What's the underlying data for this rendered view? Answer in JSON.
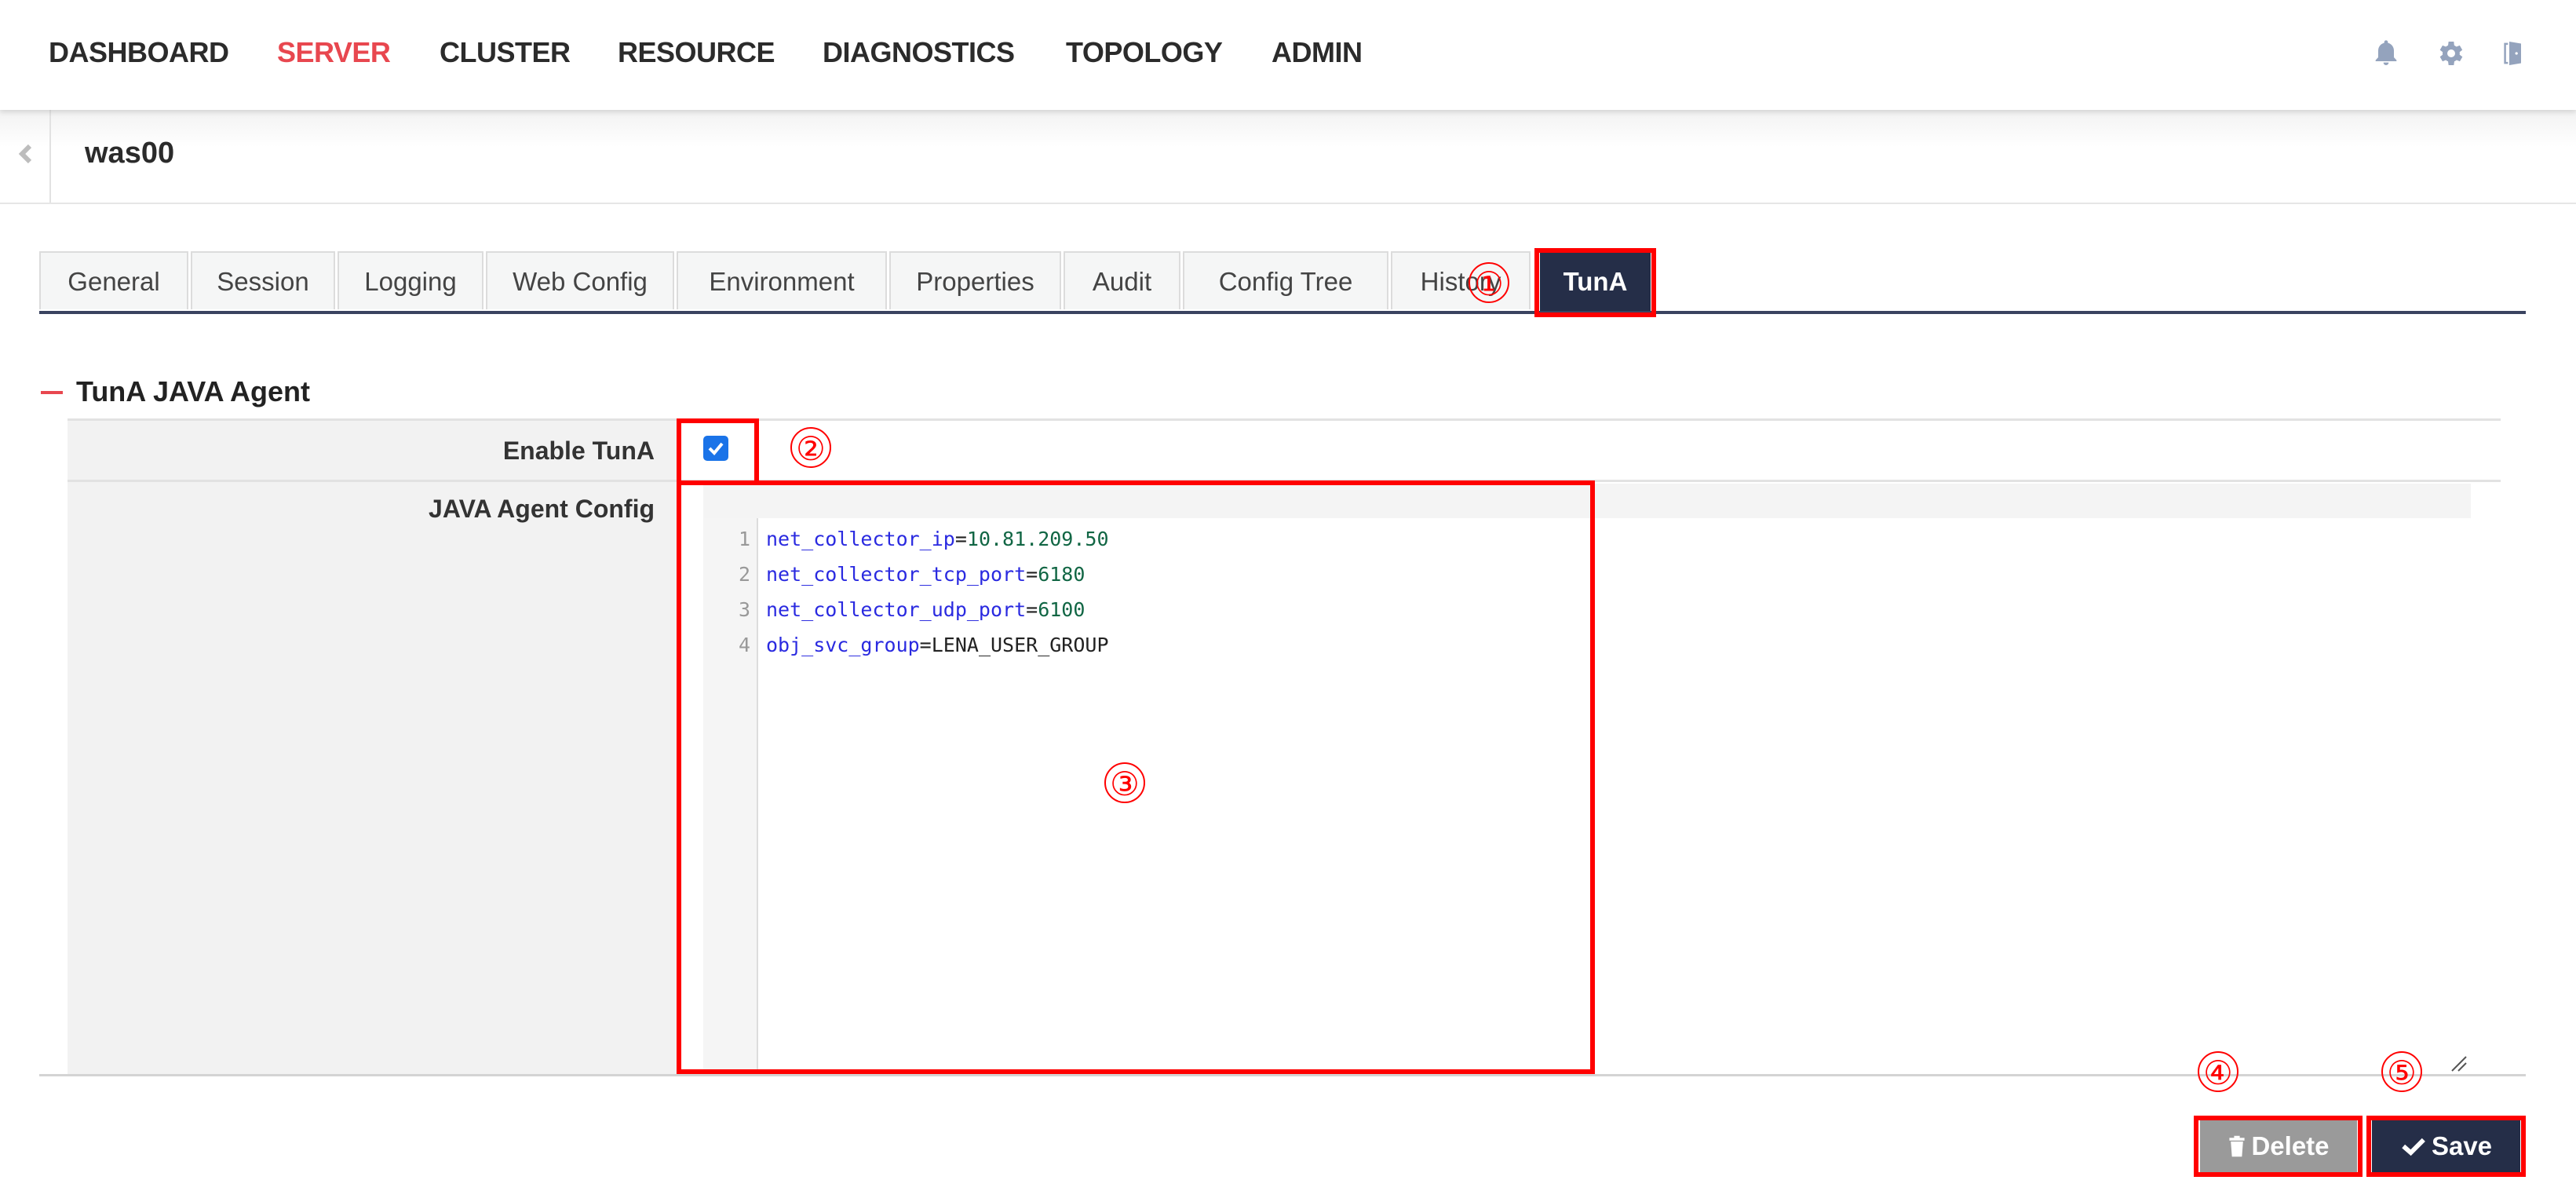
{
  "nav": {
    "items": [
      {
        "label": "DASHBOARD",
        "active": false
      },
      {
        "label": "SERVER",
        "active": true
      },
      {
        "label": "CLUSTER",
        "active": false
      },
      {
        "label": "RESOURCE",
        "active": false
      },
      {
        "label": "DIAGNOSTICS",
        "active": false
      },
      {
        "label": "TOPOLOGY",
        "active": false
      },
      {
        "label": "ADMIN",
        "active": false
      }
    ],
    "icons": [
      "bell-icon",
      "gear-icon",
      "logout-door-icon"
    ],
    "accent_color": "#e8474f"
  },
  "breadcrumb": {
    "back_icon": "chevron-left-icon",
    "title": "was00"
  },
  "tabs": [
    {
      "label": "General"
    },
    {
      "label": "Session"
    },
    {
      "label": "Logging"
    },
    {
      "label": "Web Config"
    },
    {
      "label": "Environment"
    },
    {
      "label": "Properties"
    },
    {
      "label": "Audit"
    },
    {
      "label": "Config Tree"
    },
    {
      "label": "History"
    },
    {
      "label": "TunA",
      "active": true
    }
  ],
  "section": {
    "title": "TunA JAVA Agent",
    "collapse_icon": "minus-icon"
  },
  "form": {
    "enable_label": "Enable TunA",
    "enable_checked": true,
    "config_label": "JAVA Agent Config",
    "config_lines": [
      {
        "no": "1",
        "key": "net_collector_ip",
        "eq": "=",
        "value": "10.81.209.50",
        "value_type": "num"
      },
      {
        "no": "2",
        "key": "net_collector_tcp_port",
        "eq": "=",
        "value": "6180",
        "value_type": "num"
      },
      {
        "no": "3",
        "key": "net_collector_udp_port",
        "eq": "=",
        "value": "6100",
        "value_type": "num"
      },
      {
        "no": "4",
        "key": "obj_svc_group",
        "eq": "=",
        "value": "LENA_USER_GROUP",
        "value_type": "txt"
      }
    ]
  },
  "buttons": {
    "delete_label": "Delete",
    "save_label": "Save"
  },
  "annotations": [
    "①",
    "②",
    "③",
    "④",
    "⑤"
  ],
  "colors": {
    "primary_dark": "#252e48",
    "checkbox": "#1a73e8",
    "annotation": "#ff0000",
    "delete_button": "#9a9a9a"
  }
}
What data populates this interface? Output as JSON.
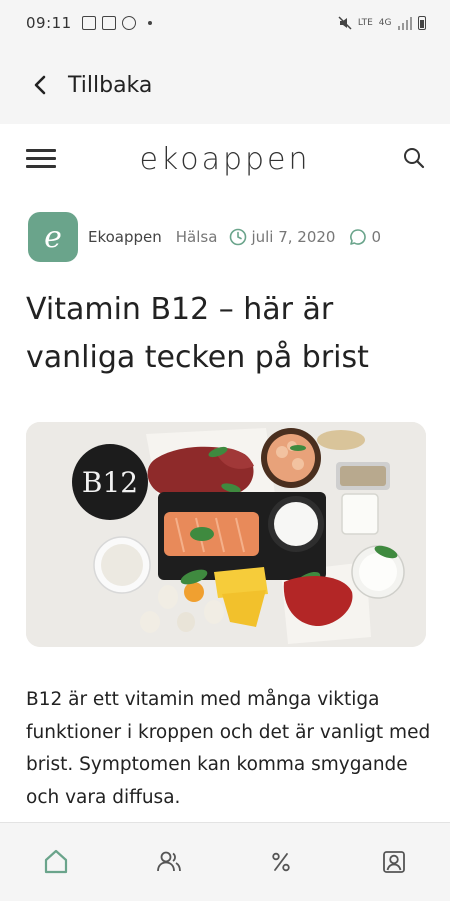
{
  "status_bar": {
    "time": "09:11",
    "network_lte_label": "LTE",
    "network_4g_label": "4G"
  },
  "header": {
    "back_label": "Tillbaka",
    "site_logo": "ekoappen"
  },
  "article": {
    "avatar_letter": "e",
    "author": "Ekoappen",
    "category": "Hälsa",
    "date": "juli 7, 2020",
    "comment_count": "0",
    "title": "Vitamin B12 – här är vanliga tecken på brist",
    "image_badge_text": "B12",
    "body": "B12 är ett vitamin med många viktiga funktioner i kroppen och det är vanligt med brist. Symptomen kan komma smygande och vara diffusa."
  },
  "bottom_nav": {
    "items": [
      {
        "icon": "home-icon",
        "active": true
      },
      {
        "icon": "people-icon",
        "active": false
      },
      {
        "icon": "percent-icon",
        "active": false
      },
      {
        "icon": "profile-icon",
        "active": false
      }
    ]
  },
  "colors": {
    "accent": "#6aa48b",
    "chrome_background": "#f5f5f5",
    "text": "#222222"
  }
}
+ + + + +
Challenge - Identify lines with the string "true". Copy each one.

Answer to the exercise -
        "active": true
      "active": true
    "enable_checked": true,
        "active": true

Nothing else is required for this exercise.